## Exercise requirements
Where the word "chloroacetic" occurs in a line, return that line.
· · ·
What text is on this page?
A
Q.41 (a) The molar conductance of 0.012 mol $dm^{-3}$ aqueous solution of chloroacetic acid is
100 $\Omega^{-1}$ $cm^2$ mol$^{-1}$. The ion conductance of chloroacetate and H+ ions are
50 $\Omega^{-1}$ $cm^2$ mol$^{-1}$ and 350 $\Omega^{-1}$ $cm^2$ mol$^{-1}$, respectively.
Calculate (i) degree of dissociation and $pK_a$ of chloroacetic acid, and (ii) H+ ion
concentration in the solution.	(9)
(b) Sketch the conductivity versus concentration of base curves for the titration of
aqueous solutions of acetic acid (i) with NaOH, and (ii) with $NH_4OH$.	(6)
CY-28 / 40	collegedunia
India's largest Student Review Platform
· · ·
## Output of the task
Q.41 (a) The molar conductance of 0.012 mol $dm^{-3}$ aqueous solution of chloroacetic acid is
Calculate (i) degree of dissociation and $pK_a$ of chloroacetic acid, and (ii) H+ ion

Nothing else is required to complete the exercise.